▶ [What is expected] Copy out, word for word, the lines starting with the one containing "bar bbox=[58, 1527, 95, 1542]" and ending with the one containing "output-text: <AxesSubplot:xlabel='deck', ylabel='coun…", both included.

### Extracted entries ###

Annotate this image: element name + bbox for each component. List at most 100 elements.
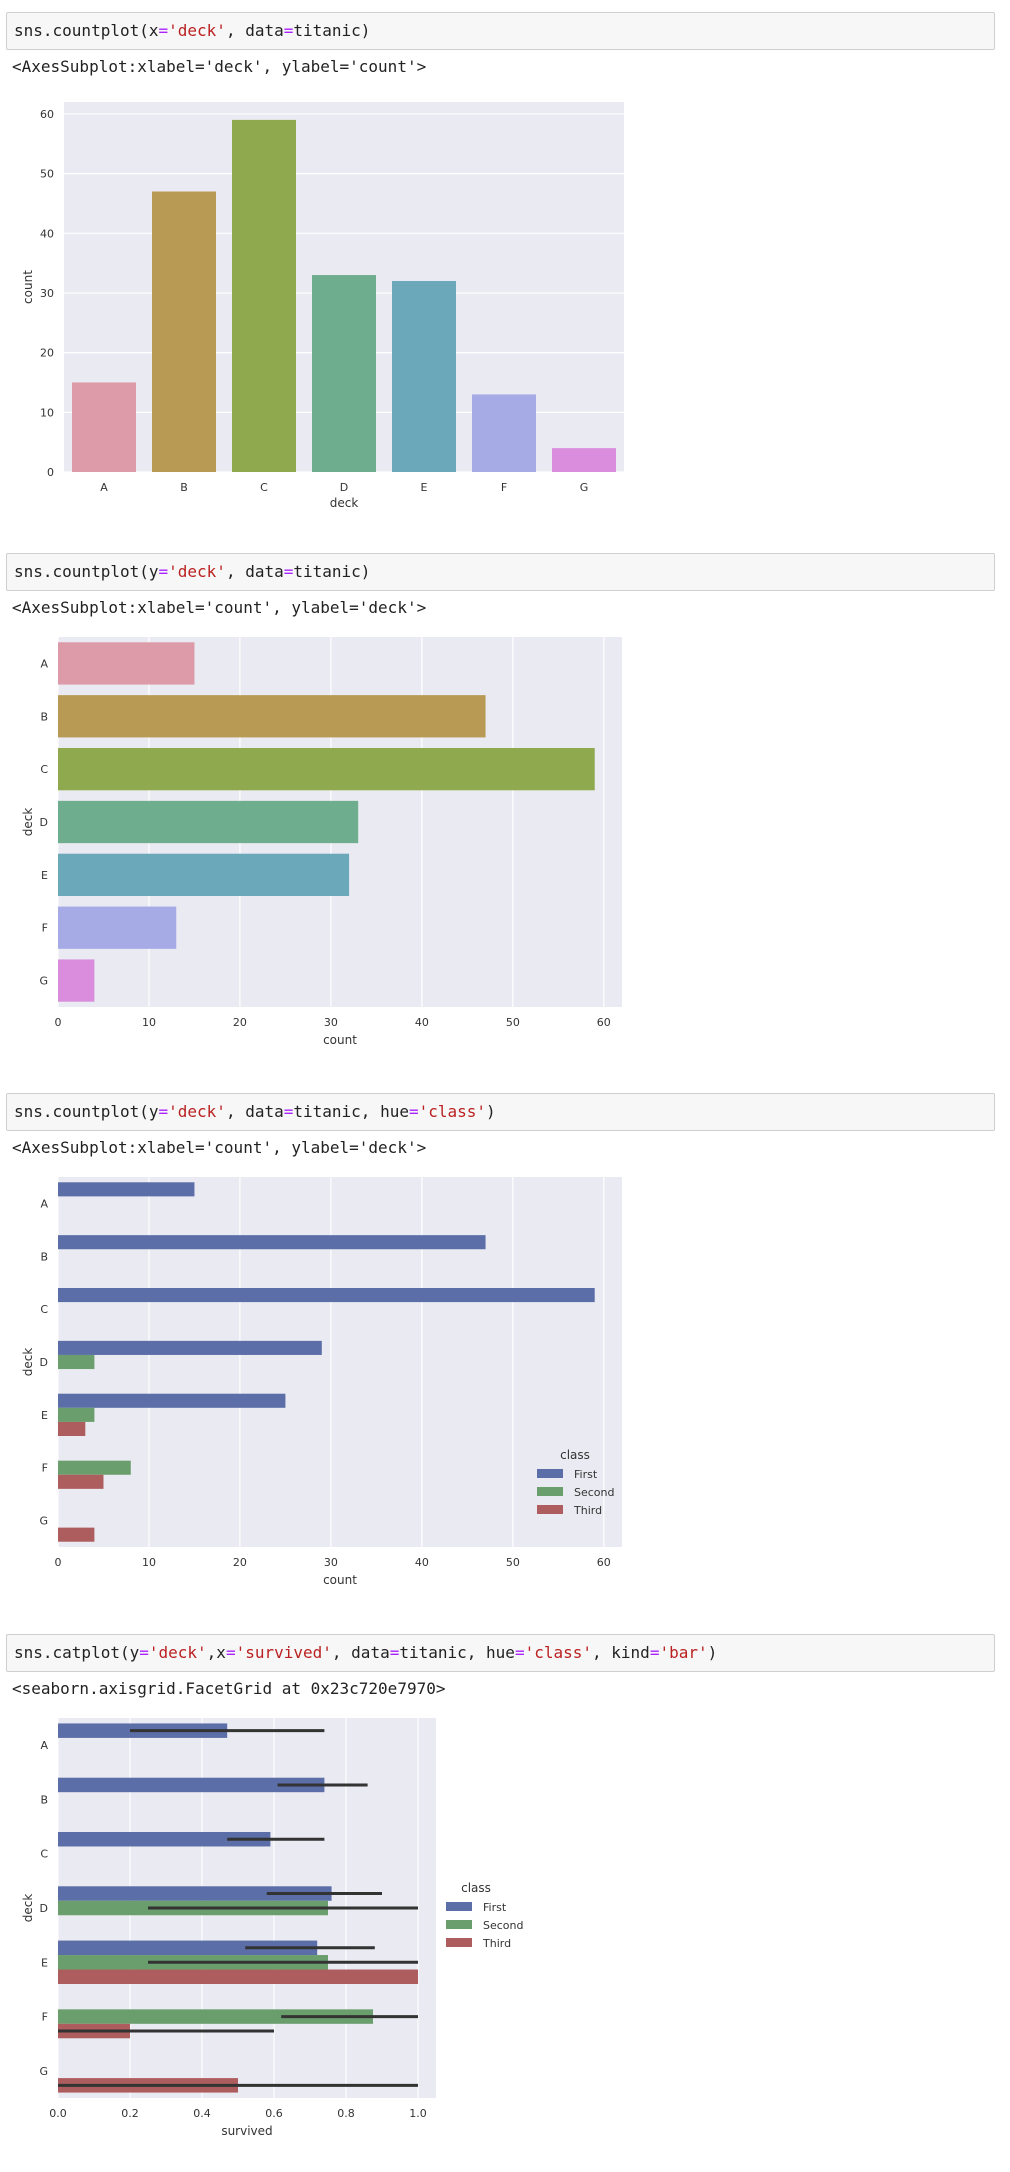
bar bbox=[58, 1527, 95, 1542]
legend-label: Third bbox=[573, 1504, 602, 1517]
legend-swatch bbox=[537, 1487, 563, 1496]
x-tick-label: C bbox=[260, 481, 268, 494]
y-axis-label: deck bbox=[21, 808, 35, 837]
x-tick-label: E bbox=[421, 481, 428, 494]
bar bbox=[392, 281, 456, 472]
x-tick-label: 60 bbox=[597, 1556, 611, 1569]
legend-title: class bbox=[560, 1448, 590, 1462]
y-tick-label: F bbox=[42, 1462, 48, 1475]
bar bbox=[58, 1832, 271, 1847]
x-axis-label: count bbox=[323, 1033, 357, 1047]
y-tick-label: 30 bbox=[40, 287, 54, 300]
code-line[interactable]: sns.countplot(x='deck', data=titanic) bbox=[14, 21, 371, 40]
bar bbox=[58, 748, 595, 791]
y-tick-label: B bbox=[40, 1793, 48, 1806]
x-tick-label: 10 bbox=[142, 1016, 156, 1029]
x-tick-label: A bbox=[100, 481, 108, 494]
x-tick-label: 60 bbox=[597, 1016, 611, 1029]
x-tick-label: 50 bbox=[506, 1556, 520, 1569]
bar bbox=[58, 1340, 322, 1355]
output-text: <AxesSubplot:xlabel='deck', ylabel='coun… bbox=[12, 57, 427, 76]
x-tick-label: 0 bbox=[55, 1016, 62, 1029]
y-tick-label: G bbox=[39, 1515, 48, 1528]
code-cell-3[interactable]: sns.countplot(y='deck', data=titanic, hu… bbox=[6, 1093, 995, 1131]
y-tick-label: C bbox=[40, 1848, 48, 1861]
code-line[interactable]: sns.countplot(y='deck', data=titanic) bbox=[14, 562, 371, 581]
code-cell-4[interactable]: sns.catplot(y='deck',x='survived', data=… bbox=[6, 1634, 995, 1672]
bar bbox=[58, 1886, 332, 1901]
y-tick-label: E bbox=[41, 1956, 48, 1969]
y-tick-label: 40 bbox=[40, 227, 54, 240]
y-tick-label: E bbox=[41, 1409, 48, 1422]
legend-label: Second bbox=[574, 1486, 614, 1499]
legend-swatch bbox=[537, 1469, 563, 1478]
code-line[interactable]: sns.catplot(y='deck',x='survived', data=… bbox=[14, 1643, 718, 1662]
bar bbox=[312, 275, 376, 472]
y-tick-label: 0 bbox=[47, 466, 54, 479]
x-tick-label: 20 bbox=[233, 1556, 247, 1569]
x-tick-label: 0.4 bbox=[193, 2107, 211, 2120]
bar bbox=[58, 642, 195, 685]
y-tick-label: A bbox=[40, 657, 48, 670]
code-cell-2[interactable]: sns.countplot(y='deck', data=titanic) bbox=[6, 553, 995, 591]
code-cell-1[interactable]: sns.countplot(x='deck', data=titanic) bbox=[6, 12, 995, 50]
y-tick-label: 20 bbox=[40, 347, 54, 360]
legend-label: First bbox=[574, 1468, 598, 1481]
output-text: <seaborn.axisgrid.FacetGrid at 0x23c720e… bbox=[12, 1679, 446, 1698]
bar bbox=[58, 1235, 486, 1250]
y-tick-label: D bbox=[40, 816, 48, 829]
bar bbox=[58, 959, 95, 1002]
y-tick-label: B bbox=[40, 710, 48, 723]
y-tick-label: F bbox=[42, 922, 48, 935]
x-tick-label: 1.0 bbox=[409, 2107, 427, 2120]
y-axis-label: deck bbox=[21, 1894, 35, 1923]
y-tick-label: 10 bbox=[40, 406, 54, 419]
bar bbox=[552, 448, 616, 472]
x-axis-label: deck bbox=[330, 496, 359, 510]
legend-label: First bbox=[483, 1901, 507, 1914]
y-tick-label: C bbox=[40, 1303, 48, 1316]
bar bbox=[58, 1777, 325, 1793]
code-line[interactable]: sns.countplot(y='deck', data=titanic, hu… bbox=[14, 1102, 496, 1121]
bar bbox=[58, 906, 177, 949]
bar bbox=[152, 191, 216, 473]
bar bbox=[58, 1354, 95, 1370]
x-tick-label: G bbox=[580, 481, 589, 494]
x-tick-label: 40 bbox=[415, 1556, 429, 1569]
output-text: <AxesSubplot:xlabel='count', ylabel='dec… bbox=[12, 598, 427, 617]
y-tick-label: D bbox=[40, 1356, 48, 1369]
bar bbox=[232, 119, 296, 472]
y-tick-label: A bbox=[40, 1739, 48, 1752]
bar bbox=[58, 800, 359, 844]
y-tick-label: A bbox=[40, 1197, 48, 1210]
legend-label: Second bbox=[483, 1919, 523, 1932]
x-tick-label: 0.0 bbox=[49, 2107, 67, 2120]
bar bbox=[58, 1393, 286, 1408]
y-tick-label: E bbox=[41, 869, 48, 882]
y-tick-label: G bbox=[39, 2065, 48, 2078]
y-tick-label: F bbox=[42, 2011, 48, 2024]
x-tick-label: D bbox=[340, 481, 348, 494]
bar bbox=[58, 2009, 373, 2024]
x-axis-label: count bbox=[323, 1573, 357, 1587]
bar bbox=[58, 695, 486, 738]
x-tick-label: 0.2 bbox=[121, 2107, 139, 2120]
bar bbox=[58, 1407, 95, 1422]
legend-title: class bbox=[461, 1881, 491, 1895]
bar bbox=[58, 1460, 131, 1475]
x-tick-label: 20 bbox=[233, 1016, 247, 1029]
x-tick-label: 40 bbox=[415, 1016, 429, 1029]
x-tick-label: 50 bbox=[506, 1016, 520, 1029]
bar bbox=[58, 1182, 195, 1197]
output-text: <AxesSubplot:xlabel='count', ylabel='dec… bbox=[12, 1138, 427, 1157]
bar bbox=[58, 1940, 318, 1956]
x-tick-label: 30 bbox=[324, 1016, 338, 1029]
bar bbox=[58, 853, 350, 896]
y-tick-label: 60 bbox=[40, 108, 54, 121]
y-tick-label: C bbox=[40, 763, 48, 776]
bar bbox=[58, 1421, 86, 1436]
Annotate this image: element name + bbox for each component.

###

▶ [Finished answer]
bar bbox=[58, 1527, 95, 1542]
legend-label: Third bbox=[573, 1504, 602, 1517]
legend-swatch bbox=[537, 1487, 563, 1496]
x-tick-label: C bbox=[260, 481, 268, 494]
y-axis-label: deck bbox=[21, 808, 35, 837]
x-tick-label: E bbox=[421, 481, 428, 494]
bar bbox=[392, 281, 456, 472]
x-tick-label: 60 bbox=[597, 1556, 611, 1569]
legend-title: class bbox=[560, 1448, 590, 1462]
y-tick-label: F bbox=[42, 1462, 48, 1475]
bar bbox=[58, 1832, 271, 1847]
x-axis-label: count bbox=[323, 1033, 357, 1047]
y-tick-label: 30 bbox=[40, 287, 54, 300]
code-line[interactable]: sns.countplot(x='deck', data=titanic) bbox=[14, 21, 371, 40]
bar bbox=[58, 748, 595, 791]
y-tick-label: B bbox=[40, 1793, 48, 1806]
x-tick-label: 10 bbox=[142, 1016, 156, 1029]
x-tick-label: A bbox=[100, 481, 108, 494]
x-tick-label: 60 bbox=[597, 1016, 611, 1029]
x-tick-label: 50 bbox=[506, 1556, 520, 1569]
bar bbox=[58, 1340, 322, 1355]
output-text: <AxesSubplot:xlabel='deck', ylabel='coun… bbox=[12, 57, 427, 76]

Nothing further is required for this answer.